* Instructions for the task: Scan the entries below and report only how many lines contain "жару".

#### Raw data

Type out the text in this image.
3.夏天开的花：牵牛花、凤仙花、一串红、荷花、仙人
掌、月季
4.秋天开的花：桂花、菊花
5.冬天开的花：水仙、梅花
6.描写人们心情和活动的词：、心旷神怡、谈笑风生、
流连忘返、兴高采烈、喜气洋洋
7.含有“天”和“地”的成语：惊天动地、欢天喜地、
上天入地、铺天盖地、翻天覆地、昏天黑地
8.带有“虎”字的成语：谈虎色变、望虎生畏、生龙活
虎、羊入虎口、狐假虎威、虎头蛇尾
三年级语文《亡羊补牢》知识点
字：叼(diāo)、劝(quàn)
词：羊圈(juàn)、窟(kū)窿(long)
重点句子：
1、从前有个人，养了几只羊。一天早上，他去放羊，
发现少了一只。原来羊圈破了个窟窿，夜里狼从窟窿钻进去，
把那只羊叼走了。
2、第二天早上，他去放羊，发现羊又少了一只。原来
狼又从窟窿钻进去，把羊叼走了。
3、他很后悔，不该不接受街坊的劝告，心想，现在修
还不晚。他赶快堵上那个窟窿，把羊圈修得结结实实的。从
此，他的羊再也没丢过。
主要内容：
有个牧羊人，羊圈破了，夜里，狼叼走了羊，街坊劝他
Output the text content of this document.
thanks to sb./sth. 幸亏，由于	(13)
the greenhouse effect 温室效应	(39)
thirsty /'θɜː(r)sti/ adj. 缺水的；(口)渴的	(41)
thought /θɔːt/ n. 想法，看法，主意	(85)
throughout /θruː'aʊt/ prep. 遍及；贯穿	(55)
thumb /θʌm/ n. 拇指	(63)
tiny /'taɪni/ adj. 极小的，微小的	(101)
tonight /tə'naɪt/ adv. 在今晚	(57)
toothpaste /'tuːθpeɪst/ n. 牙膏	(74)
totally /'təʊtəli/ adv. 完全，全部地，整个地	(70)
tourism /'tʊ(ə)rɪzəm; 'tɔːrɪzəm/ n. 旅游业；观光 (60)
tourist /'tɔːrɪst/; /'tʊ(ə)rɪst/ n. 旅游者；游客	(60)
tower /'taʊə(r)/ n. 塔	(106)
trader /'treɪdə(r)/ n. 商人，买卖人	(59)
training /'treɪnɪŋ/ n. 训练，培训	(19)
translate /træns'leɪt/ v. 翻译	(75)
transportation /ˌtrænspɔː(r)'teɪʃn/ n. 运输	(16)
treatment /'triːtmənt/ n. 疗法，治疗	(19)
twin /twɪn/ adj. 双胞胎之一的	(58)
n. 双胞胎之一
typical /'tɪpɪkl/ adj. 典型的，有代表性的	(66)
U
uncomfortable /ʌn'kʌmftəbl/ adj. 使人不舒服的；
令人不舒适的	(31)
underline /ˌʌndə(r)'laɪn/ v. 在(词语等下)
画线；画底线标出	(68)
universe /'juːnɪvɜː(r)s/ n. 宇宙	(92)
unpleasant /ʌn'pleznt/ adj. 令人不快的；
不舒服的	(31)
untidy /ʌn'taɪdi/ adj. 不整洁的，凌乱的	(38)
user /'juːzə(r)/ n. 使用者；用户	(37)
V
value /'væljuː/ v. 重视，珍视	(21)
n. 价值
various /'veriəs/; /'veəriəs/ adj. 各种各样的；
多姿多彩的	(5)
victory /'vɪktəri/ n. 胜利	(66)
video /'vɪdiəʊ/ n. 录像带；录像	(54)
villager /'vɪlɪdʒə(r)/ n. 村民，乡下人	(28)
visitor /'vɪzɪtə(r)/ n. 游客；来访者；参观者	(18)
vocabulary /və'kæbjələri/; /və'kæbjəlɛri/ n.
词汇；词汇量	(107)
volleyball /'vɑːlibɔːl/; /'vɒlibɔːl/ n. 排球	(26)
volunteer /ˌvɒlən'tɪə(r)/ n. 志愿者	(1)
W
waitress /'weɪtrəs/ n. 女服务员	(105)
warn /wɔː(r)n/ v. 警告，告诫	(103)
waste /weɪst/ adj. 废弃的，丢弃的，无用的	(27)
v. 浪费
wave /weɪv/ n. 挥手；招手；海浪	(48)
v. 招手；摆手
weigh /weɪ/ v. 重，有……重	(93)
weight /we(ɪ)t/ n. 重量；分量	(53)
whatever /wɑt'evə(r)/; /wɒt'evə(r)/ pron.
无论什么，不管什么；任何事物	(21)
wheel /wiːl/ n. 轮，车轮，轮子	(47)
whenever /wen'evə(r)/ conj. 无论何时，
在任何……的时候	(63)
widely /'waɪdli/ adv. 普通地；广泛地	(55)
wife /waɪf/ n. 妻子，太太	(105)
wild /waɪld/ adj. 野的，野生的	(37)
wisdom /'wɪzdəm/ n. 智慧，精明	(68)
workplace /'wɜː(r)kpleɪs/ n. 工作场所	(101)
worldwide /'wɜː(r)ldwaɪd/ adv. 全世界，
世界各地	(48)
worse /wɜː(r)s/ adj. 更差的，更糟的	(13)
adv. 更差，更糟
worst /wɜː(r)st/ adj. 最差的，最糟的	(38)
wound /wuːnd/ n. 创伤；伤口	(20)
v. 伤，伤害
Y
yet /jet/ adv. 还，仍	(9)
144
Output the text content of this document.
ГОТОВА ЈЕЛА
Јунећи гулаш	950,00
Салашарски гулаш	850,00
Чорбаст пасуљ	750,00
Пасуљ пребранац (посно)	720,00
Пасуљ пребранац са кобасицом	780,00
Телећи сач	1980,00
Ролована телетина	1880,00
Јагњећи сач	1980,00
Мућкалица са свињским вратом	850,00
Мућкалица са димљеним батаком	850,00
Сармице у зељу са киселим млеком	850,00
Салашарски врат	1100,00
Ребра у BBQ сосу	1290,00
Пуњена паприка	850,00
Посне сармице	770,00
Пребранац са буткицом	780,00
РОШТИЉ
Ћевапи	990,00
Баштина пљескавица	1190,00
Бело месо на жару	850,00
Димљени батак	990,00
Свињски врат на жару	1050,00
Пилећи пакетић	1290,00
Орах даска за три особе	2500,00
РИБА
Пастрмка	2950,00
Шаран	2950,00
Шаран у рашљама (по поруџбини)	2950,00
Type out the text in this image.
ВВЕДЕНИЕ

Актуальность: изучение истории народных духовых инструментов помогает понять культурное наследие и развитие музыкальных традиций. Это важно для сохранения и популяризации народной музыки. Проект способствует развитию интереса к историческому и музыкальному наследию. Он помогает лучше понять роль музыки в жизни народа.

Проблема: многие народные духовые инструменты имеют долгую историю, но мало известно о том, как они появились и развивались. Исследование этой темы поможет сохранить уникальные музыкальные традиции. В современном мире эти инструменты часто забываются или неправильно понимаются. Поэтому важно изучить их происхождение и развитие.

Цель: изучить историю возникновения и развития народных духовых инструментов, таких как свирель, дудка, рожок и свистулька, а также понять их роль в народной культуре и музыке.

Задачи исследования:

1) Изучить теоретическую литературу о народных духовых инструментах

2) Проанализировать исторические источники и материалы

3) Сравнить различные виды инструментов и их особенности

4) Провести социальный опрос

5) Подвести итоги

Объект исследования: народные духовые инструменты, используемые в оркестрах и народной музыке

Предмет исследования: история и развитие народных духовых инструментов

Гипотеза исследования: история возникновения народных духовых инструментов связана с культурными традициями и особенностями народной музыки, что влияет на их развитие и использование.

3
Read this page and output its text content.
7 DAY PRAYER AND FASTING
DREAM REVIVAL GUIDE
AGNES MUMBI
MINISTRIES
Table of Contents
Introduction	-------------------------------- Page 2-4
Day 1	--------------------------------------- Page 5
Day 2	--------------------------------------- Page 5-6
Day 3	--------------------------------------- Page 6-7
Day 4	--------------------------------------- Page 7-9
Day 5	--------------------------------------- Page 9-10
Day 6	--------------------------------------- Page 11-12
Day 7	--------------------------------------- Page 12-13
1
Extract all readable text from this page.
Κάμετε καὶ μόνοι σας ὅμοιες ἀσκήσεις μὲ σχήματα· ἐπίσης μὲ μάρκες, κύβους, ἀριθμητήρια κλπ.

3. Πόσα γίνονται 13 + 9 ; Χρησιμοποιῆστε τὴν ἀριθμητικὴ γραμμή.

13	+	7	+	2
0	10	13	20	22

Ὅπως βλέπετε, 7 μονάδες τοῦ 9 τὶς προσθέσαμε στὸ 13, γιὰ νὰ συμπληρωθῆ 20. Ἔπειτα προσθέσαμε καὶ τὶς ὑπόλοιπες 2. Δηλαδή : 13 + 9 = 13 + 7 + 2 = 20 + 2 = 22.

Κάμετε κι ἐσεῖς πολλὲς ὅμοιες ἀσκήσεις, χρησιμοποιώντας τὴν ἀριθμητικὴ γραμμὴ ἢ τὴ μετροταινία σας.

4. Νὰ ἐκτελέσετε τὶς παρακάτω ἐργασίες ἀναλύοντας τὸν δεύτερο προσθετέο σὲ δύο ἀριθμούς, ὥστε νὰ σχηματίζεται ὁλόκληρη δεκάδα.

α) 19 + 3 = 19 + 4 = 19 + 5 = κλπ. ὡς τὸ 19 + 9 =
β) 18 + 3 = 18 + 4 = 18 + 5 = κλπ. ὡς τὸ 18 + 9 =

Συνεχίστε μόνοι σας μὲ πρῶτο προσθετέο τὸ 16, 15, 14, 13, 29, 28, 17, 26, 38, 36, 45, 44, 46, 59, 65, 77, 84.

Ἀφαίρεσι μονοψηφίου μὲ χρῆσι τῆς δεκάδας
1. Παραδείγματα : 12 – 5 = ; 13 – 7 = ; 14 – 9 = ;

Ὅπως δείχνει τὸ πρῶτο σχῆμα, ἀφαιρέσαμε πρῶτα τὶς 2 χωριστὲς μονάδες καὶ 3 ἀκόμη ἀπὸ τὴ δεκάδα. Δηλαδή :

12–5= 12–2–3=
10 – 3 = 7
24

########

* Exercise response: 2